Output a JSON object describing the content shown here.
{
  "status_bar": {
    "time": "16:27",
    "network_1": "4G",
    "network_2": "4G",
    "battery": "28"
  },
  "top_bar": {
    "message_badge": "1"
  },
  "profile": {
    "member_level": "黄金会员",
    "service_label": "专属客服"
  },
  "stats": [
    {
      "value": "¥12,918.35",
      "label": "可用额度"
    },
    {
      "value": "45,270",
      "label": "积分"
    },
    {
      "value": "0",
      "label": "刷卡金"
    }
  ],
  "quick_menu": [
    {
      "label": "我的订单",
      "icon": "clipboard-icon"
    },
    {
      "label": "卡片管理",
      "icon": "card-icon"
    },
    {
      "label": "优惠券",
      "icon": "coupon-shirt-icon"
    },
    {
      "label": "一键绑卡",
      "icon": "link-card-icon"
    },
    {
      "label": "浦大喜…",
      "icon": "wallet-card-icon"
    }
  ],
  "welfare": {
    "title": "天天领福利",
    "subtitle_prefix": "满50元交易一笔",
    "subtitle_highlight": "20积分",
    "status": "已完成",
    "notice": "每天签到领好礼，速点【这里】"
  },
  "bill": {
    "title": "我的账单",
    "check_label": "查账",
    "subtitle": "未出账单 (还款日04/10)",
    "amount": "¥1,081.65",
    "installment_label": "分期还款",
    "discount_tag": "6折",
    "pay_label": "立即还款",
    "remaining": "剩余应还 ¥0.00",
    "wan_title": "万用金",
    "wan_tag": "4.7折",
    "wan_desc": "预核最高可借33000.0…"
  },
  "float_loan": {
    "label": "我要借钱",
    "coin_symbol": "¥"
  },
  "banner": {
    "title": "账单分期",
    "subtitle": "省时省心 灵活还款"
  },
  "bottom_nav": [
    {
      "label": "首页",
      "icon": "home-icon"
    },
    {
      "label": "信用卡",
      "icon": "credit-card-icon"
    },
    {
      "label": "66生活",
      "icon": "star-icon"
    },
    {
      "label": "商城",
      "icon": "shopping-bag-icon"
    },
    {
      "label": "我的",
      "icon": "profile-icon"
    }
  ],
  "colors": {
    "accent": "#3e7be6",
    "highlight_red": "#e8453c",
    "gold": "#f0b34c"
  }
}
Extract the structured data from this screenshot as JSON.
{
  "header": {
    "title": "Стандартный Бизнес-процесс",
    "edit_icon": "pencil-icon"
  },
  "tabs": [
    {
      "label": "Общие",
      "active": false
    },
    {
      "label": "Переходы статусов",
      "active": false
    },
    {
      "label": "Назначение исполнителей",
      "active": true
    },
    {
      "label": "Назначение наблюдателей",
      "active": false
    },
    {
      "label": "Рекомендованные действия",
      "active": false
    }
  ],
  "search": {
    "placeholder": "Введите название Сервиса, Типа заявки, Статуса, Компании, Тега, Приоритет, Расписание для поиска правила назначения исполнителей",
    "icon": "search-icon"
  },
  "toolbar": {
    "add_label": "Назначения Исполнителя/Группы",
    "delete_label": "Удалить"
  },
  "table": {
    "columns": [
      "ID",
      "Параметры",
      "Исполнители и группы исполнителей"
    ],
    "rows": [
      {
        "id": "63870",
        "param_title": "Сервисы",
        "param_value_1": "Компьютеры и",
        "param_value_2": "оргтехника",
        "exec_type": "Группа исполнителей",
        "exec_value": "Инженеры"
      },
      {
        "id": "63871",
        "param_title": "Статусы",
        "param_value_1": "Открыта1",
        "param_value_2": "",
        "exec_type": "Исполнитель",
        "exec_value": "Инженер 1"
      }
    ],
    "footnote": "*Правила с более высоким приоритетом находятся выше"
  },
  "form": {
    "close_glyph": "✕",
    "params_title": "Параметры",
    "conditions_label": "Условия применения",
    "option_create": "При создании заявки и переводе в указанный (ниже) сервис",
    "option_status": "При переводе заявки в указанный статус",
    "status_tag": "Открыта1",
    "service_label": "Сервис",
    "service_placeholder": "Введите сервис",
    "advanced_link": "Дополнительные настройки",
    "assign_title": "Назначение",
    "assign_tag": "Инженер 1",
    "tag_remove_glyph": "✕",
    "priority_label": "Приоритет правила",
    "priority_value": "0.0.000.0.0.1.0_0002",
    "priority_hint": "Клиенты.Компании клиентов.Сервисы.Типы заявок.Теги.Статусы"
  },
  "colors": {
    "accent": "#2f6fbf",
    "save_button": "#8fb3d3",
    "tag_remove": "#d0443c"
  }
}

##############################

▶ **Task objective**
Pick out all lines containing the string "заявки".

▶ **Solution to the exercise**
    "placeholder": "Введите название Сервиса, Типа заявки, Статуса, Компании, Тега, Приоритет, Расписание для поиска правила назначения исполнителей",
    "option_create": "При создании заявки и переводе в указанный (ниже) сервис",
    "option_status": "При переводе заявки в указанный статус",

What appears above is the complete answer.